TASK OBJECTIVE
Print all of the entries exactly, minus the pictures.

PROVIDED MATERIAL
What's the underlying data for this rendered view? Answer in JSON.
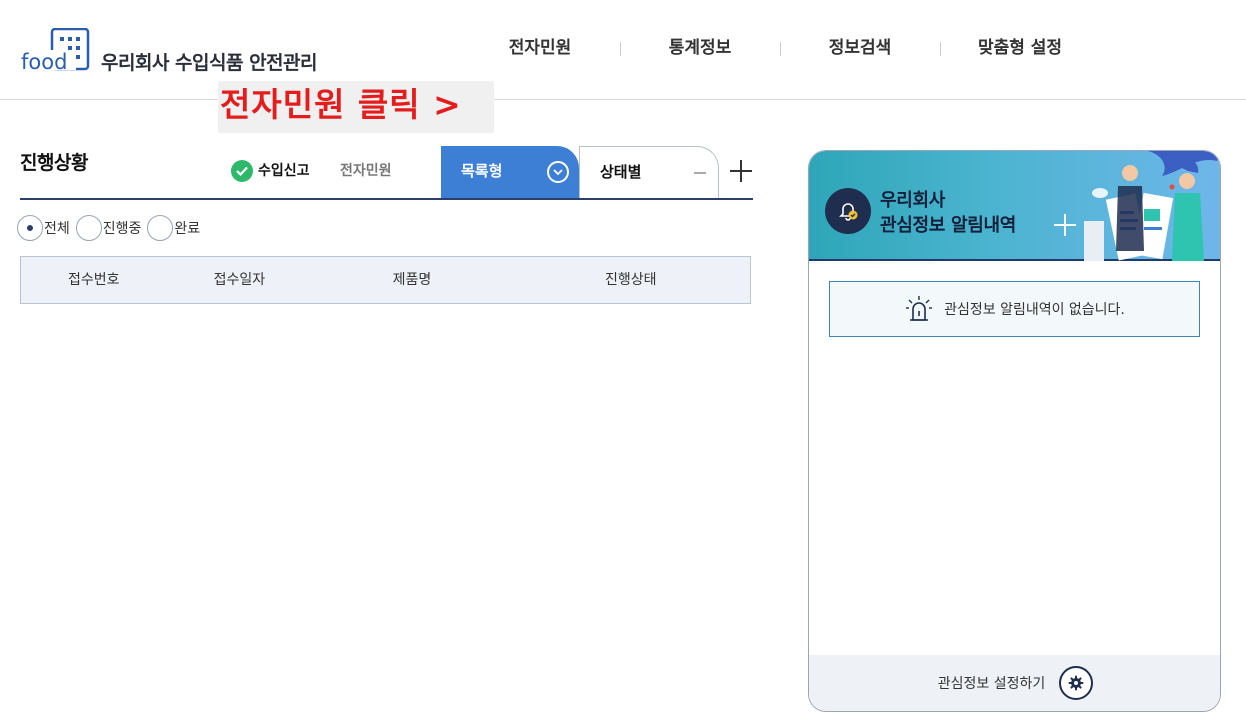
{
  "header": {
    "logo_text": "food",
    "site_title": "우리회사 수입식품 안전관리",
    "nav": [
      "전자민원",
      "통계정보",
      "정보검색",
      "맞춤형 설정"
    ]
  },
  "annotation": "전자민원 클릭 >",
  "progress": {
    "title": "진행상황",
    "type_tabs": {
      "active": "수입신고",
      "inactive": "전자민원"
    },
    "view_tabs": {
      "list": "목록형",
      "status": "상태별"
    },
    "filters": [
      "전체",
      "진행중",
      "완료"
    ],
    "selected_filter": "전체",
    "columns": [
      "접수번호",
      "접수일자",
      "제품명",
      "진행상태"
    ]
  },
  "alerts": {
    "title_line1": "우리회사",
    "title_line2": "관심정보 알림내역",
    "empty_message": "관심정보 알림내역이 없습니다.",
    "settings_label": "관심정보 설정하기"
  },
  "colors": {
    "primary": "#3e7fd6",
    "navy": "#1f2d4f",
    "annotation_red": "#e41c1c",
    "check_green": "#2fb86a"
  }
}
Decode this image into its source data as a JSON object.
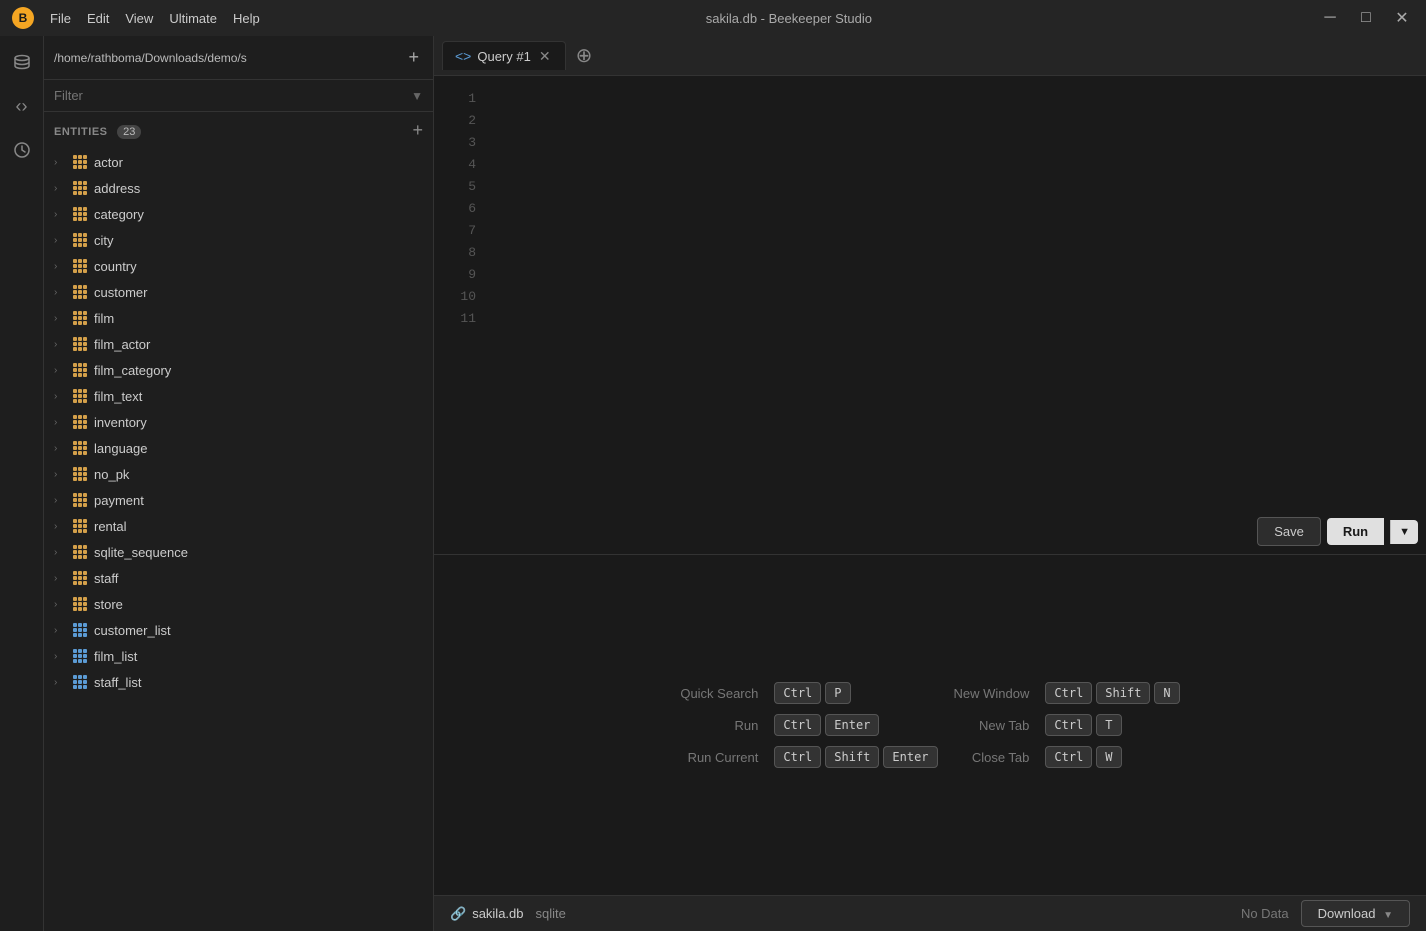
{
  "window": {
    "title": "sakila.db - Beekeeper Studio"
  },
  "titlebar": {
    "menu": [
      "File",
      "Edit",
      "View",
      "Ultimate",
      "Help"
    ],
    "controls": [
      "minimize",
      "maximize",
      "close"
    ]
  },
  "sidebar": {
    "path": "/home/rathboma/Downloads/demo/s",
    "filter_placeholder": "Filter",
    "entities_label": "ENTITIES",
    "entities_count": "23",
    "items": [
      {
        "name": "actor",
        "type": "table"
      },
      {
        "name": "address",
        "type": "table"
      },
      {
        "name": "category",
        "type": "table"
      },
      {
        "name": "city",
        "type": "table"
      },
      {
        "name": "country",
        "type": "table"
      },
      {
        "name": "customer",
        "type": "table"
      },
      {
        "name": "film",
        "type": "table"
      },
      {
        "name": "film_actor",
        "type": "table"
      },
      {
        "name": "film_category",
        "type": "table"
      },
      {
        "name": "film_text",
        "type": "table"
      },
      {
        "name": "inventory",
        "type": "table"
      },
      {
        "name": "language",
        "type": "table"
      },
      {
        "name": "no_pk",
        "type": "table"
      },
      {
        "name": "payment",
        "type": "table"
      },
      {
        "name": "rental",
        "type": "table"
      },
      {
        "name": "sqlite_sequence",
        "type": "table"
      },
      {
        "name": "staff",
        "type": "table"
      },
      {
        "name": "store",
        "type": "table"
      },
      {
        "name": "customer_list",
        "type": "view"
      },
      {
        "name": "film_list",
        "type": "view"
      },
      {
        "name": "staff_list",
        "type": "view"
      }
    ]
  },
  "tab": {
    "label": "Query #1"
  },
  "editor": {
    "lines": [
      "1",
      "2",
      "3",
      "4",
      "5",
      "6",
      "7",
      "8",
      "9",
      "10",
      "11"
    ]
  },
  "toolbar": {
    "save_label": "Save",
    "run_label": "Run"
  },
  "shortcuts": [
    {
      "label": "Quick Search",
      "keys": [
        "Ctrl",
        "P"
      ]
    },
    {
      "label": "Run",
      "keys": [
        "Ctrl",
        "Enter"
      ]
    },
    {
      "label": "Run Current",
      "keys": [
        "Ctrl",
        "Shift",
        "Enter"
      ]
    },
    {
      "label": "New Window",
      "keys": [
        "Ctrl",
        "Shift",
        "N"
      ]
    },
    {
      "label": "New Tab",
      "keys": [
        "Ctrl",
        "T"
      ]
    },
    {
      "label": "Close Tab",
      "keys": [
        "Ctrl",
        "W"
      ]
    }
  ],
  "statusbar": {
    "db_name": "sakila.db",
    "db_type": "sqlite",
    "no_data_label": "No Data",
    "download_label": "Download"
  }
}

EXERCISE ANSWER
What's the underlying data for this rendered view? Answer in JSON.
{
  "header": {
    "logo_text": "food",
    "site_title": "우리회사 수입식품 안전관리",
    "nav": [
      "전자민원",
      "통계정보",
      "정보검색",
      "맞춤형 설정"
    ]
  },
  "annotation": "전자민원 클릭 >",
  "progress": {
    "title": "진행상황",
    "type_tabs": {
      "active": "수입신고",
      "inactive": "전자민원"
    },
    "view_tabs": {
      "list": "목록형",
      "status": "상태별"
    },
    "filters": [
      "전체",
      "진행중",
      "완료"
    ],
    "selected_filter": "전체",
    "columns": [
      "접수번호",
      "접수일자",
      "제품명",
      "진행상태"
    ]
  },
  "alerts": {
    "title_line1": "우리회사",
    "title_line2": "관심정보 알림내역",
    "empty_message": "관심정보 알림내역이 없습니다.",
    "settings_label": "관심정보 설정하기"
  },
  "colors": {
    "primary": "#3e7fd6",
    "navy": "#1f2d4f",
    "annotation_red": "#e41c1c",
    "check_green": "#2fb86a"
  }
}
Decode this image into its source data as a JSON object.
{
  "window": {
    "title": "sakila.db - Beekeeper Studio"
  },
  "titlebar": {
    "menu": [
      "File",
      "Edit",
      "View",
      "Ultimate",
      "Help"
    ],
    "controls": [
      "minimize",
      "maximize",
      "close"
    ]
  },
  "sidebar": {
    "path": "/home/rathboma/Downloads/demo/s",
    "filter_placeholder": "Filter",
    "entities_label": "ENTITIES",
    "entities_count": "23",
    "items": [
      {
        "name": "actor",
        "type": "table"
      },
      {
        "name": "address",
        "type": "table"
      },
      {
        "name": "category",
        "type": "table"
      },
      {
        "name": "city",
        "type": "table"
      },
      {
        "name": "country",
        "type": "table"
      },
      {
        "name": "customer",
        "type": "table"
      },
      {
        "name": "film",
        "type": "table"
      },
      {
        "name": "film_actor",
        "type": "table"
      },
      {
        "name": "film_category",
        "type": "table"
      },
      {
        "name": "film_text",
        "type": "table"
      },
      {
        "name": "inventory",
        "type": "table"
      },
      {
        "name": "language",
        "type": "table"
      },
      {
        "name": "no_pk",
        "type": "table"
      },
      {
        "name": "payment",
        "type": "table"
      },
      {
        "name": "rental",
        "type": "table"
      },
      {
        "name": "sqlite_sequence",
        "type": "table"
      },
      {
        "name": "staff",
        "type": "table"
      },
      {
        "name": "store",
        "type": "table"
      },
      {
        "name": "customer_list",
        "type": "view"
      },
      {
        "name": "film_list",
        "type": "view"
      },
      {
        "name": "staff_list",
        "type": "view"
      }
    ]
  },
  "tab": {
    "label": "Query #1"
  },
  "editor": {
    "lines": [
      "1",
      "2",
      "3",
      "4",
      "5",
      "6",
      "7",
      "8",
      "9",
      "10",
      "11"
    ]
  },
  "toolbar": {
    "save_label": "Save",
    "run_label": "Run"
  },
  "shortcuts": [
    {
      "label": "Quick Search",
      "keys": [
        "Ctrl",
        "P"
      ]
    },
    {
      "label": "Run",
      "keys": [
        "Ctrl",
        "Enter"
      ]
    },
    {
      "label": "Run Current",
      "keys": [
        "Ctrl",
        "Shift",
        "Enter"
      ]
    },
    {
      "label": "New Window",
      "keys": [
        "Ctrl",
        "Shift",
        "N"
      ]
    },
    {
      "label": "New Tab",
      "keys": [
        "Ctrl",
        "T"
      ]
    },
    {
      "label": "Close Tab",
      "keys": [
        "Ctrl",
        "W"
      ]
    }
  ],
  "statusbar": {
    "db_name": "sakila.db",
    "db_type": "sqlite",
    "no_data_label": "No Data",
    "download_label": "Download"
  }
}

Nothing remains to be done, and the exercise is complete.